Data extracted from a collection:
┄┄┄┄┄┄┄┄┄┄┄┄┄┄┄┄┄┄┄┄
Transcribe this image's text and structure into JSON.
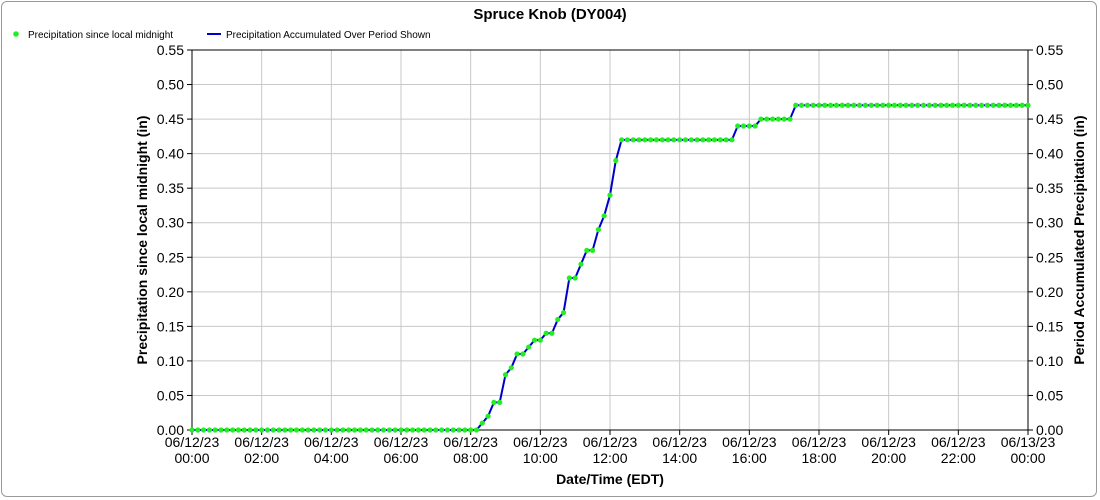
{
  "chart_data": {
    "type": "line",
    "title": "Spruce Knob (DY004)",
    "xlabel": "Date/Time (EDT)",
    "ylabel_left": "Precipitation since local midnight (in)",
    "ylabel_right": "Period Accumulated Precipitation (in)",
    "ylim": [
      0,
      0.55
    ],
    "yticks": [
      "0.00",
      "0.05",
      "0.10",
      "0.15",
      "0.20",
      "0.25",
      "0.30",
      "0.35",
      "0.40",
      "0.45",
      "0.50",
      "0.55"
    ],
    "xlim_hours": [
      0,
      24
    ],
    "xticks": [
      {
        "date": "06/12/23",
        "time": "00:00"
      },
      {
        "date": "06/12/23",
        "time": "02:00"
      },
      {
        "date": "06/12/23",
        "time": "04:00"
      },
      {
        "date": "06/12/23",
        "time": "06:00"
      },
      {
        "date": "06/12/23",
        "time": "08:00"
      },
      {
        "date": "06/12/23",
        "time": "10:00"
      },
      {
        "date": "06/12/23",
        "time": "12:00"
      },
      {
        "date": "06/12/23",
        "time": "14:00"
      },
      {
        "date": "06/12/23",
        "time": "16:00"
      },
      {
        "date": "06/12/23",
        "time": "18:00"
      },
      {
        "date": "06/12/23",
        "time": "20:00"
      },
      {
        "date": "06/12/23",
        "time": "22:00"
      },
      {
        "date": "06/13/23",
        "time": "00:00"
      }
    ],
    "grid": true,
    "legend_position": "top-left",
    "sample_interval_minutes": 10,
    "series": [
      {
        "name": "Precipitation since local midnight",
        "style": "points",
        "color": "#22ee22"
      },
      {
        "name": "Precipitation Accumulated Over Period Shown",
        "style": "line",
        "color": "#0000cc"
      }
    ],
    "values": [
      0,
      0,
      0,
      0,
      0,
      0,
      0,
      0,
      0,
      0,
      0,
      0,
      0,
      0,
      0,
      0,
      0,
      0,
      0,
      0,
      0,
      0,
      0,
      0,
      0,
      0,
      0,
      0,
      0,
      0,
      0,
      0,
      0,
      0,
      0,
      0,
      0,
      0,
      0,
      0,
      0,
      0,
      0,
      0,
      0,
      0,
      0,
      0,
      0,
      0,
      0.01,
      0.02,
      0.04,
      0.04,
      0.08,
      0.09,
      0.11,
      0.11,
      0.12,
      0.13,
      0.13,
      0.14,
      0.14,
      0.16,
      0.17,
      0.22,
      0.22,
      0.24,
      0.26,
      0.26,
      0.29,
      0.31,
      0.34,
      0.39,
      0.42,
      0.42,
      0.42,
      0.42,
      0.42,
      0.42,
      0.42,
      0.42,
      0.42,
      0.42,
      0.42,
      0.42,
      0.42,
      0.42,
      0.42,
      0.42,
      0.42,
      0.42,
      0.42,
      0.42,
      0.44,
      0.44,
      0.44,
      0.44,
      0.45,
      0.45,
      0.45,
      0.45,
      0.45,
      0.45,
      0.47,
      0.47,
      0.47,
      0.47,
      0.47,
      0.47,
      0.47,
      0.47,
      0.47,
      0.47,
      0.47,
      0.47,
      0.47,
      0.47,
      0.47,
      0.47,
      0.47,
      0.47,
      0.47,
      0.47,
      0.47,
      0.47,
      0.47,
      0.47,
      0.47,
      0.47,
      0.47,
      0.47,
      0.47,
      0.47,
      0.47,
      0.47,
      0.47,
      0.47,
      0.47,
      0.47,
      0.47,
      0.47,
      0.47,
      0.47,
      0.47
    ]
  }
}
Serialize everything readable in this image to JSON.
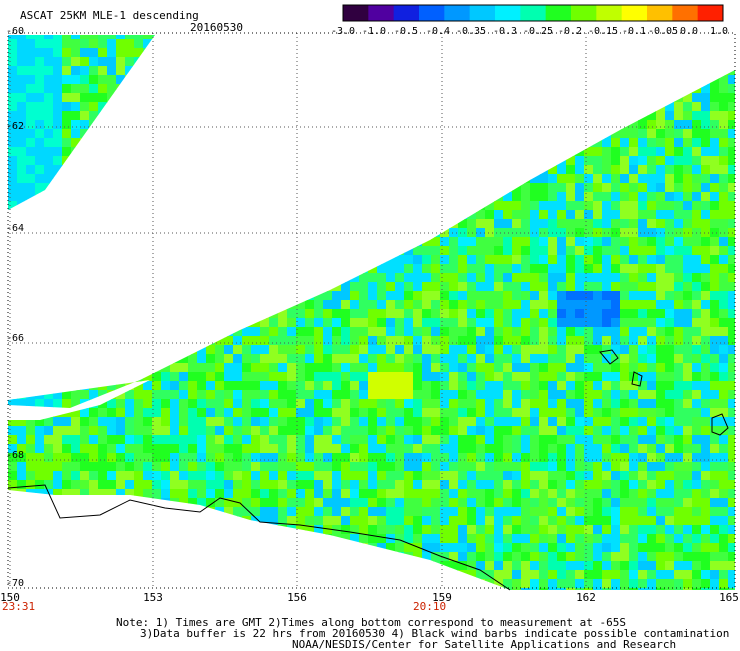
{
  "header": {
    "product": "ASCAT 25KM MLE-1 descending",
    "date": "20160530"
  },
  "colorbar": {
    "labels": [
      "-3.0",
      "-1.0",
      "-0.5",
      "-0.4",
      "-0.35",
      "-0.3",
      "-0.25",
      "-0.2",
      "-0.15",
      "-0.1",
      "-0.05",
      "0.0",
      "1.0"
    ],
    "colors": [
      "#300040",
      "#5000a0",
      "#1020e0",
      "#0060ff",
      "#0098ff",
      "#00c8ff",
      "#00f0ff",
      "#00ffb0",
      "#20ff20",
      "#70ff00",
      "#c0ff00",
      "#ffff00",
      "#ffc000",
      "#ff7000",
      "#ff2000"
    ]
  },
  "axes": {
    "lat_labels": [
      "-60",
      "-62",
      "-64",
      "-66",
      "-68",
      "-70"
    ],
    "lon_labels": [
      "150",
      "153",
      "156",
      "159",
      "162",
      "165"
    ],
    "time_labels": [
      "23:31",
      "20:10"
    ]
  },
  "notes": [
    "Note: 1) Times are GMT 2)Times along bottom correspond to measurement at -65S",
    "3)Data buffer is 22 hrs from 20160530 4) Black wind barbs indicate possible contamination",
    "NOAA/NESDIS/Center for Satellite Applications and Research"
  ]
}
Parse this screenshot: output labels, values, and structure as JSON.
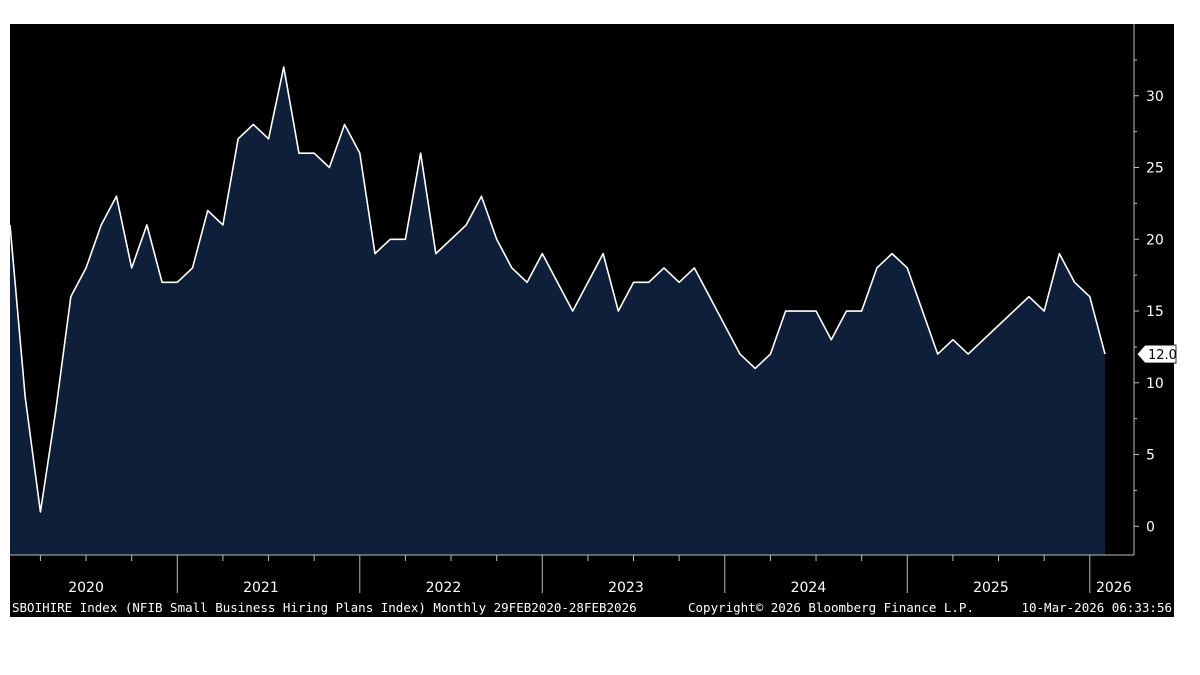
{
  "colors": {
    "background": "#000000",
    "area_fill": "#0f1f3a",
    "line": "#ffffff",
    "text": "#ffffff",
    "axis": "#bbbbbb"
  },
  "footer": {
    "left": "SBOIHIRE Index (NFIB Small Business Hiring Plans Index) Monthly 29FEB2020-28FEB2026",
    "middle": "Copyright© 2026 Bloomberg Finance L.P.",
    "right": "10-Mar-2026 06:33:56"
  },
  "last_value_label": "12.0",
  "chart_data": {
    "type": "area",
    "title": "",
    "xlabel": "",
    "ylabel": "",
    "ylim": [
      -2,
      35
    ],
    "yticks": [
      0,
      5,
      10,
      15,
      20,
      25,
      30
    ],
    "year_labels": [
      "2020",
      "2021",
      "2022",
      "2023",
      "2024",
      "2025",
      "2026"
    ],
    "x_start": "2020-02",
    "x_end": "2026-02",
    "legend": "none",
    "grid": false,
    "series": [
      {
        "values": [
          21,
          9,
          1,
          8,
          16,
          18,
          21,
          23,
          18,
          21,
          17,
          17,
          18,
          22,
          21,
          27,
          28,
          27,
          32,
          26,
          26,
          25,
          28,
          26,
          19,
          20,
          20,
          26,
          19,
          20,
          21,
          23,
          20,
          18,
          17,
          19,
          17,
          15,
          17,
          19,
          15,
          17,
          17,
          18,
          17,
          18,
          16,
          14,
          12,
          11,
          12,
          15,
          15,
          15,
          13,
          15,
          15,
          18,
          19,
          18,
          15,
          12,
          13,
          12,
          13,
          14,
          15,
          16,
          15,
          19,
          17,
          16,
          12
        ]
      }
    ]
  }
}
┄┄┄┄┄┄┄┄┄┄┄┄┄┄┄┄┄┄┄┄
**Exercise directions**:
Retype every entry verbatim and exclude the pictures from the copy.

**Solution**:
Transcribe this image's text and structure into JSON.
{
  "chart_data": {
    "type": "line",
    "title": "Spruce Knob (DY004)",
    "xlabel": "Date/Time (EDT)",
    "ylabel_left": "Precipitation since local midnight (in)",
    "ylabel_right": "Period Accumulated Precipitation (in)",
    "ylim": [
      0,
      0.55
    ],
    "yticks": [
      "0.00",
      "0.05",
      "0.10",
      "0.15",
      "0.20",
      "0.25",
      "0.30",
      "0.35",
      "0.40",
      "0.45",
      "0.50",
      "0.55"
    ],
    "xlim_hours": [
      0,
      24
    ],
    "xticks": [
      {
        "date": "06/12/23",
        "time": "00:00"
      },
      {
        "date": "06/12/23",
        "time": "02:00"
      },
      {
        "date": "06/12/23",
        "time": "04:00"
      },
      {
        "date": "06/12/23",
        "time": "06:00"
      },
      {
        "date": "06/12/23",
        "time": "08:00"
      },
      {
        "date": "06/12/23",
        "time": "10:00"
      },
      {
        "date": "06/12/23",
        "time": "12:00"
      },
      {
        "date": "06/12/23",
        "time": "14:00"
      },
      {
        "date": "06/12/23",
        "time": "16:00"
      },
      {
        "date": "06/12/23",
        "time": "18:00"
      },
      {
        "date": "06/12/23",
        "time": "20:00"
      },
      {
        "date": "06/12/23",
        "time": "22:00"
      },
      {
        "date": "06/13/23",
        "time": "00:00"
      }
    ],
    "grid": true,
    "legend_position": "top-left",
    "sample_interval_minutes": 10,
    "series": [
      {
        "name": "Precipitation since local midnight",
        "style": "points",
        "color": "#22ee22"
      },
      {
        "name": "Precipitation Accumulated Over Period Shown",
        "style": "line",
        "color": "#0000cc"
      }
    ],
    "values": [
      0,
      0,
      0,
      0,
      0,
      0,
      0,
      0,
      0,
      0,
      0,
      0,
      0,
      0,
      0,
      0,
      0,
      0,
      0,
      0,
      0,
      0,
      0,
      0,
      0,
      0,
      0,
      0,
      0,
      0,
      0,
      0,
      0,
      0,
      0,
      0,
      0,
      0,
      0,
      0,
      0,
      0,
      0,
      0,
      0,
      0,
      0,
      0,
      0,
      0,
      0.01,
      0.02,
      0.04,
      0.04,
      0.08,
      0.09,
      0.11,
      0.11,
      0.12,
      0.13,
      0.13,
      0.14,
      0.14,
      0.16,
      0.17,
      0.22,
      0.22,
      0.24,
      0.26,
      0.26,
      0.29,
      0.31,
      0.34,
      0.39,
      0.42,
      0.42,
      0.42,
      0.42,
      0.42,
      0.42,
      0.42,
      0.42,
      0.42,
      0.42,
      0.42,
      0.42,
      0.42,
      0.42,
      0.42,
      0.42,
      0.42,
      0.42,
      0.42,
      0.42,
      0.44,
      0.44,
      0.44,
      0.44,
      0.45,
      0.45,
      0.45,
      0.45,
      0.45,
      0.45,
      0.47,
      0.47,
      0.47,
      0.47,
      0.47,
      0.47,
      0.47,
      0.47,
      0.47,
      0.47,
      0.47,
      0.47,
      0.47,
      0.47,
      0.47,
      0.47,
      0.47,
      0.47,
      0.47,
      0.47,
      0.47,
      0.47,
      0.47,
      0.47,
      0.47,
      0.47,
      0.47,
      0.47,
      0.47,
      0.47,
      0.47,
      0.47,
      0.47,
      0.47,
      0.47,
      0.47,
      0.47,
      0.47,
      0.47,
      0.47,
      0.47
    ]
  }
}
Serialize everything readable in this image to JSON.
{
  "header": {
    "product": "ASCAT 25KM MLE-1 descending",
    "date": "20160530"
  },
  "colorbar": {
    "labels": [
      "-3.0",
      "-1.0",
      "-0.5",
      "-0.4",
      "-0.35",
      "-0.3",
      "-0.25",
      "-0.2",
      "-0.15",
      "-0.1",
      "-0.05",
      "0.0",
      "1.0"
    ],
    "colors": [
      "#300040",
      "#5000a0",
      "#1020e0",
      "#0060ff",
      "#0098ff",
      "#00c8ff",
      "#00f0ff",
      "#00ffb0",
      "#20ff20",
      "#70ff00",
      "#c0ff00",
      "#ffff00",
      "#ffc000",
      "#ff7000",
      "#ff2000"
    ]
  },
  "axes": {
    "lat_labels": [
      "-60",
      "-62",
      "-64",
      "-66",
      "-68",
      "-70"
    ],
    "lon_labels": [
      "150",
      "153",
      "156",
      "159",
      "162",
      "165"
    ],
    "time_labels": [
      "23:31",
      "20:10"
    ]
  },
  "notes": [
    "Note: 1) Times are GMT 2)Times along bottom correspond to measurement at -65S",
    "3)Data buffer is 22 hrs from 20160530 4) Black wind barbs indicate possible contamination",
    "NOAA/NESDIS/Center for Satellite Applications and Research"
  ]
}
Parse this screenshot: output labels, values, and structure as JSON.
{
  "colors": {
    "background": "#000000",
    "area_fill": "#0f1f3a",
    "line": "#ffffff",
    "text": "#ffffff",
    "axis": "#bbbbbb"
  },
  "footer": {
    "left": "SBOIHIRE Index (NFIB Small Business Hiring Plans Index) Monthly 29FEB2020-28FEB2026",
    "middle": "Copyright© 2026 Bloomberg Finance L.P.",
    "right": "10-Mar-2026 06:33:56"
  },
  "last_value_label": "12.0",
  "chart_data": {
    "type": "area",
    "title": "",
    "xlabel": "",
    "ylabel": "",
    "ylim": [
      -2,
      35
    ],
    "yticks": [
      0,
      5,
      10,
      15,
      20,
      25,
      30
    ],
    "year_labels": [
      "2020",
      "2021",
      "2022",
      "2023",
      "2024",
      "2025",
      "2026"
    ],
    "x_start": "2020-02",
    "x_end": "2026-02",
    "legend": "none",
    "grid": false,
    "series": [
      {
        "values": [
          21,
          9,
          1,
          8,
          16,
          18,
          21,
          23,
          18,
          21,
          17,
          17,
          18,
          22,
          21,
          27,
          28,
          27,
          32,
          26,
          26,
          25,
          28,
          26,
          19,
          20,
          20,
          26,
          19,
          20,
          21,
          23,
          20,
          18,
          17,
          19,
          17,
          15,
          17,
          19,
          15,
          17,
          17,
          18,
          17,
          18,
          16,
          14,
          12,
          11,
          12,
          15,
          15,
          15,
          13,
          15,
          15,
          18,
          19,
          18,
          15,
          12,
          13,
          12,
          13,
          14,
          15,
          16,
          15,
          19,
          17,
          16,
          12
        ]
      }
    ]
  }
}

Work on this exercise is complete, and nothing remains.